**WRITTEN TASK**: Which lines contain the string "клопіт"? Please list every one of them.

**MATERIAL FOR THIS TASK**:
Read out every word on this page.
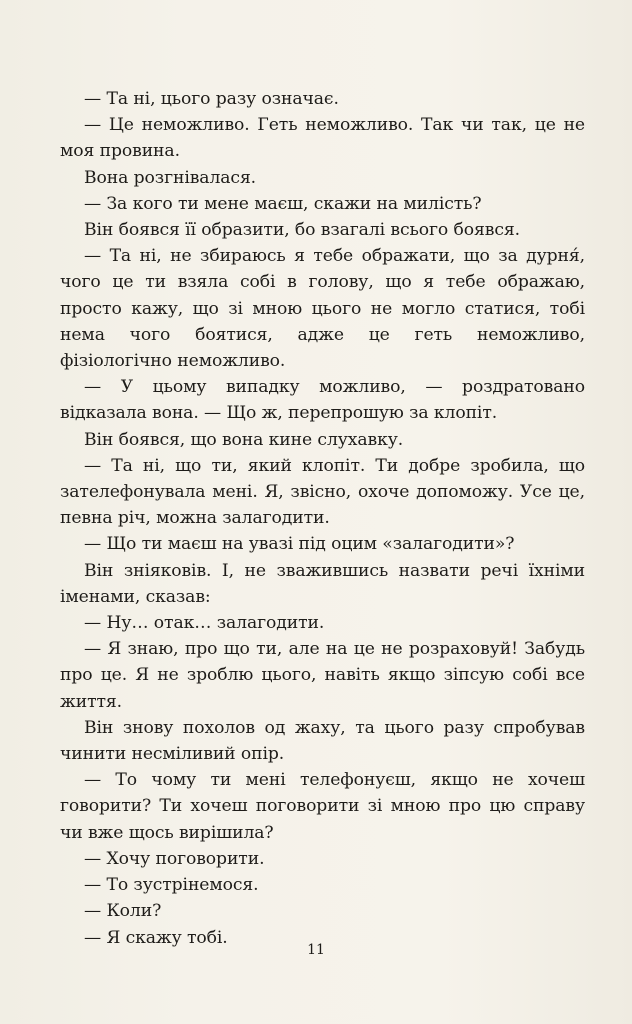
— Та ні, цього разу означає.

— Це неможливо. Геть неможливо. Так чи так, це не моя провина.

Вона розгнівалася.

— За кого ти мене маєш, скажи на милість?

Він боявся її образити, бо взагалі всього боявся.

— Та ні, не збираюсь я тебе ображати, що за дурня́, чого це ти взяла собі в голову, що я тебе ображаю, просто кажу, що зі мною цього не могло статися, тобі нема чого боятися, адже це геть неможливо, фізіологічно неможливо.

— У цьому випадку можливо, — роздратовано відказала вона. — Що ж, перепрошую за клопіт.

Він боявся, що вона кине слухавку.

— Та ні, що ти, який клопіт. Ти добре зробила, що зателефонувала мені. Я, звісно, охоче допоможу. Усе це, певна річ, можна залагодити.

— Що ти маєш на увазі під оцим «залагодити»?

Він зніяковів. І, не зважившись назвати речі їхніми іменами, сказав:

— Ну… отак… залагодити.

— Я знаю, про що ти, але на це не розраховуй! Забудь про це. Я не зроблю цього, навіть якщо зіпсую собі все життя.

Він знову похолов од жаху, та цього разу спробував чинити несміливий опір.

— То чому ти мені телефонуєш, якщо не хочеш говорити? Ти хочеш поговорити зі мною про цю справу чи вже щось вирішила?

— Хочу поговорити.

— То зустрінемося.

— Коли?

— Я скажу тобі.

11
...
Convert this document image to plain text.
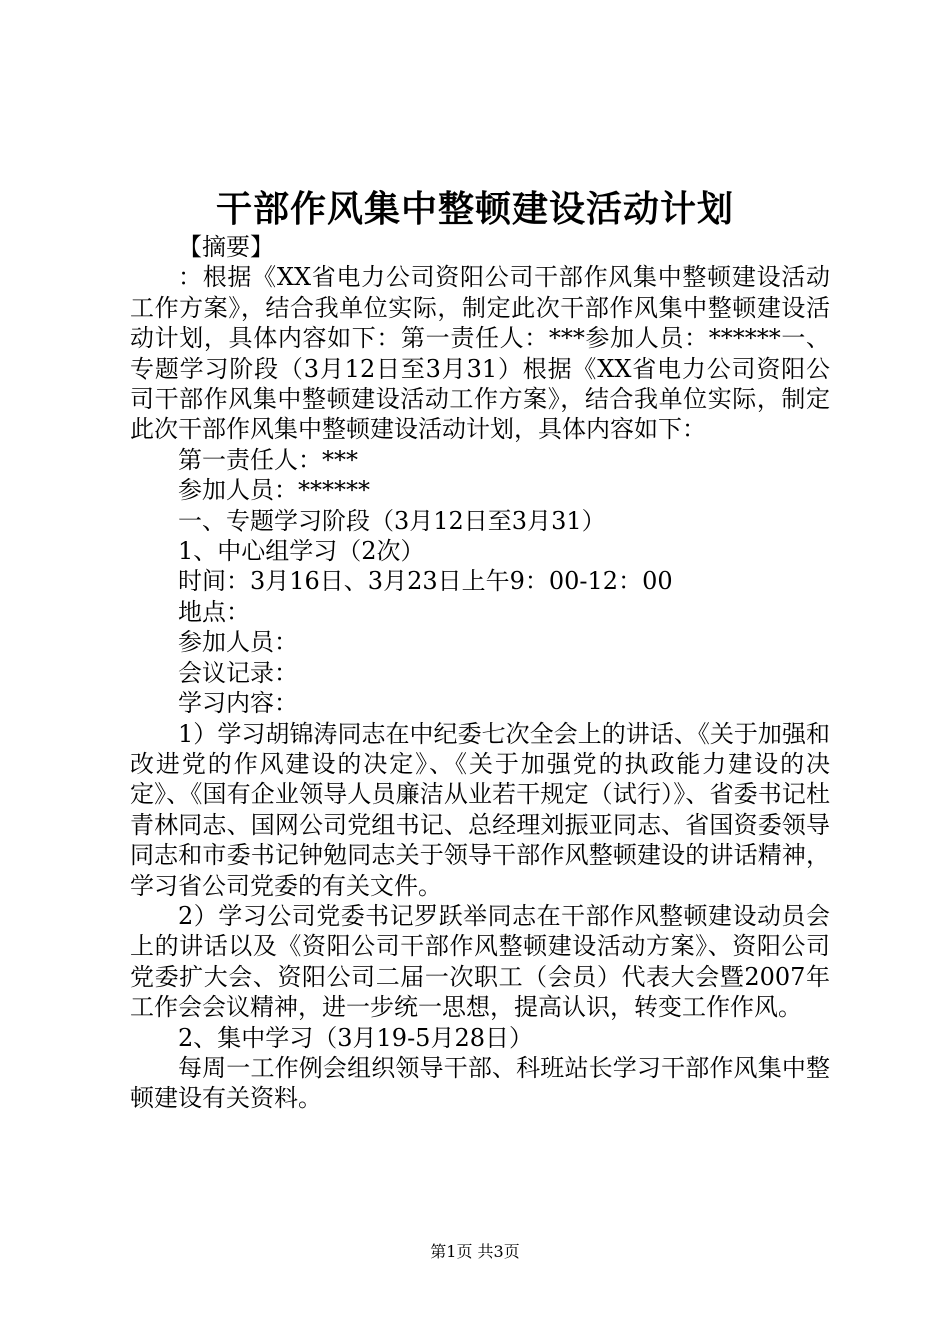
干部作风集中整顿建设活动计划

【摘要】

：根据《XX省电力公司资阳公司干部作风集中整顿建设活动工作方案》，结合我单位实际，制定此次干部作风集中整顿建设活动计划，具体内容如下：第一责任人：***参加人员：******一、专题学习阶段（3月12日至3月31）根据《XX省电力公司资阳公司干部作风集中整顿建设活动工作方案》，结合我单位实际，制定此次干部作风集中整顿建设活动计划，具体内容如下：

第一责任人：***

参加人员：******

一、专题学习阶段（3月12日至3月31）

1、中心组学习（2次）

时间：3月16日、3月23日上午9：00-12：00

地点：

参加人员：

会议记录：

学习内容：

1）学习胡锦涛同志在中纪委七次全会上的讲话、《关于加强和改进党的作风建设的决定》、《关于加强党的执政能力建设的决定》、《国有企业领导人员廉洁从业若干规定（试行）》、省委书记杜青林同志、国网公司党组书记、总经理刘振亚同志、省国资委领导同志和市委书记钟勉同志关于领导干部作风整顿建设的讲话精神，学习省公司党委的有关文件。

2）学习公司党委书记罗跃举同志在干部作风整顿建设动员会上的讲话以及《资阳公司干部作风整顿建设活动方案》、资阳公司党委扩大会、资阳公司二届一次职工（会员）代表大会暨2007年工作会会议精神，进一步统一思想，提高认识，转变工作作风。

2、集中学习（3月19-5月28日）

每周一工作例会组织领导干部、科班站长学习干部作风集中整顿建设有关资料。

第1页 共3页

**OUTPUT OF THE EXERCISE**:
— У цьому випадку можливо, — роздратовано відказала вона. — Що ж, перепрошую за клопіт.
— Та ні, що ти, який клопіт. Ти добре зробила, що зателефонувала мені. Я, звісно, охоче допоможу. Усе це, певна річ, можна залагодити.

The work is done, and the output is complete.